> _What to do_: Extract each line of the material that follows exactly and omit its pictures.

> _Extracted material_:
####################

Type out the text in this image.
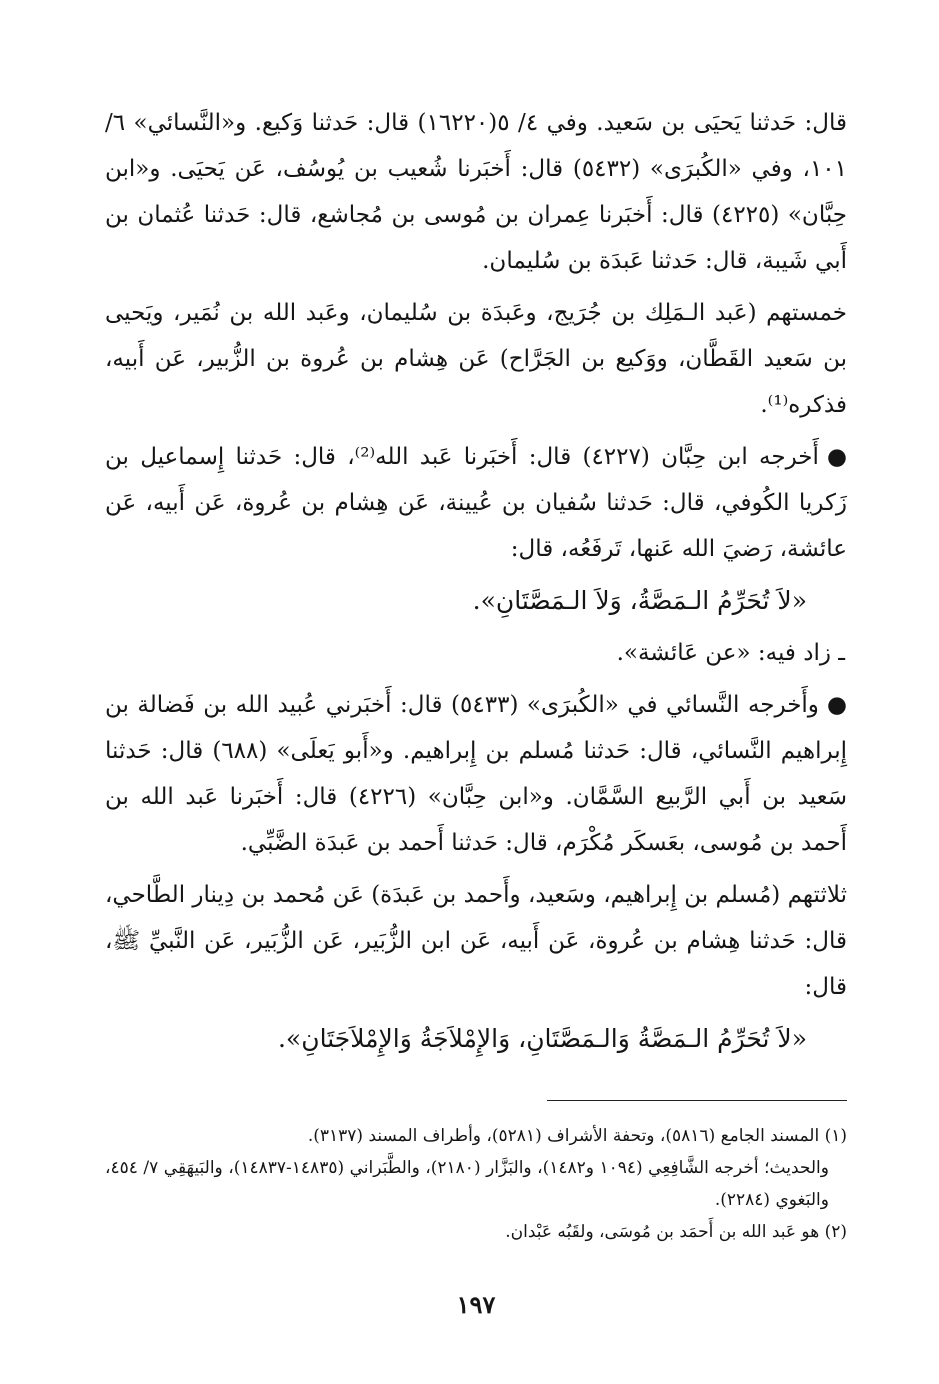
قال: حَدثنا يَحيَى بن سَعيد. وفي ٤/ ٥(١٦٢٢٠) قال: حَدثنا وَكيع. و«النَّسائي» ٦/ ١٠١، وفي «الكُبرَى» (٥٤٣٢) قال: أَخبَرنا شُعيب بن يُوسُف، عَن يَحيَى. و«ابن حِبَّان» (٤٢٢٥) قال: أَخبَرنا عِمران بن مُوسى بن مُجاشع، قال: حَدثنا عُثمان بن أَبي شَيبة، قال: حَدثنا عَبدَة بن سُليمان.

خمستهم (عَبد الـمَلِك بن جُرَيج، وعَبدَة بن سُليمان، وعَبد الله بن نُمَير، ويَحيى بن سَعيد القَطَّان، ووَكيع بن الجَرَّاح) عَن هِشام بن عُروة بن الزُّبير، عَن أَبيه، فذكره⁽¹⁾.

●أَخرجه ابن حِبَّان (٤٢٢٧) قال: أَخبَرنا عَبد الله⁽²⁾، قال: حَدثنا إِسماعيل بن زَكريا الكُوفي، قال: حَدثنا سُفيان بن عُيينة، عَن هِشام بن عُروة، عَن أَبيه، عَن عائشة، رَضيَ الله عَنها، تَرفَعُه، قال:

«لاَ تُحَرِّمُ الـمَصَّةُ، وَلاَ الـمَصَّتَانِ».

ـ زاد فيه: «عن عَائشة».

●وأَخرجه النَّسائي في «الكُبرَى» (٥٤٣٣) قال: أَخبَرني عُبيد الله بن فَضالة بن إِبراهيم النَّسائي، قال: حَدثنا مُسلم بن إِبراهيم. و«أَبو يَعلَى» (٦٨٨) قال: حَدثنا سَعيد بن أَبي الرَّبيع السَّمَّان. و«ابن حِبَّان» (٤٢٢٦) قال: أَخبَرنا عَبد الله بن أَحمد بن مُوسى، بعَسكَر مُكْرَم، قال: حَدثنا أَحمد بن عَبدَة الضَّبِّي.

ثلاثتهم (مُسلم بن إِبراهيم، وسَعيد، وأَحمد بن عَبدَة) عَن مُحمد بن دِينار الطَّاحي، قال: حَدثنا هِشام بن عُروة، عَن أَبيه، عَن ابن الزُّبَير، عَن الزُّبَير، عَن النَّبيِّ ﷺ، قال:

«لاَ تُحَرِّمُ الـمَصَّةُ وَالـمَصَّتَانِ، وَالإِمْلاَجَةُ وَالإِمْلاَجَتَانِ».

(١) المسند الجامع (٥٨١٦)، وتحفة الأشراف (٥٢٨١)، وأطراف المسند (٣١٣٧).

والحديث؛ أخرجه الشَّافِعِي (١٠٩٤ و١٤٨٢)، والبَزَّار (٢١٨٠)، والطَّبَراني (١٤٨٣٥-١٤٨٣٧)، والبَيهَقِي ٧/ ٤٥٤، والبَغوي (٢٢٨٤).

(٢) هو عَبد الله بن أَحمَد بن مُوسَى، ولقَبُه عَبْدان.

١٩٧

####################

> _Answer in full_:
Type out the text in this image.
قال: حَدثنا يَحيَى بن سَعيد. وفي ٤/ ٥(١٦٢٢٠) قال: حَدثنا وَكيع. و«النَّسائي» ٦/ ١٠١، وفي «الكُبرَى» (٥٤٣٢) قال: أَخبَرنا شُعيب بن يُوسُف، عَن يَحيَى. و«ابن حِبَّان» (٤٢٢٥) قال: أَخبَرنا عِمران بن مُوسى بن مُجاشع، قال: حَدثنا عُثمان بن أَبي شَيبة، قال: حَدثنا عَبدَة بن سُليمان.

خمستهم (عَبد الـمَلِك بن جُرَيج، وعَبدَة بن سُليمان، وعَبد الله بن نُمَير، ويَحيى بن سَعيد القَطَّان، ووَكيع بن الجَرَّاح) عَن هِشام بن عُروة بن الزُّبير، عَن أَبيه، فذكره⁽¹⁾.

●أَخرجه ابن حِبَّان (٤٢٢٧) قال: أَخبَرنا عَبد الله⁽²⁾، قال: حَدثنا إِسماعيل بن زَكريا الكُوفي، قال: حَدثنا سُفيان بن عُيينة، عَن هِشام بن عُروة، عَن أَبيه، عَن عائشة، رَضيَ الله عَنها، تَرفَعُه، قال:

«لاَ تُحَرِّمُ الـمَصَّةُ، وَلاَ الـمَصَّتَانِ».

ـ زاد فيه: «عن عَائشة».

●وأَخرجه النَّسائي في «الكُبرَى» (٥٤٣٣) قال: أَخبَرني عُبيد الله بن فَضالة بن إِبراهيم النَّسائي، قال: حَدثنا مُسلم بن إِبراهيم. و«أَبو يَعلَى» (٦٨٨) قال: حَدثنا سَعيد بن أَبي الرَّبيع السَّمَّان. و«ابن حِبَّان» (٤٢٢٦) قال: أَخبَرنا عَبد الله بن أَحمد بن مُوسى، بعَسكَر مُكْرَم، قال: حَدثنا أَحمد بن عَبدَة الضَّبِّي.

ثلاثتهم (مُسلم بن إِبراهيم، وسَعيد، وأَحمد بن عَبدَة) عَن مُحمد بن دِينار الطَّاحي، قال: حَدثنا هِشام بن عُروة، عَن أَبيه، عَن ابن الزُّبَير، عَن الزُّبَير، عَن النَّبيِّ ﷺ، قال:

«لاَ تُحَرِّمُ الـمَصَّةُ وَالـمَصَّتَانِ، وَالإِمْلاَجَةُ وَالإِمْلاَجَتَانِ».

(١) المسند الجامع (٥٨١٦)، وتحفة الأشراف (٥٢٨١)، وأطراف المسند (٣١٣٧).

والحديث؛ أخرجه الشَّافِعِي (١٠٩٤ و١٤٨٢)، والبَزَّار (٢١٨٠)، والطَّبَراني (١٤٨٣٥-١٤٨٣٧)، والبَيهَقِي ٧/ ٤٥٤، والبَغوي (٢٢٨٤).

(٢) هو عَبد الله بن أَحمَد بن مُوسَى، ولقَبُه عَبْدان.

١٩٧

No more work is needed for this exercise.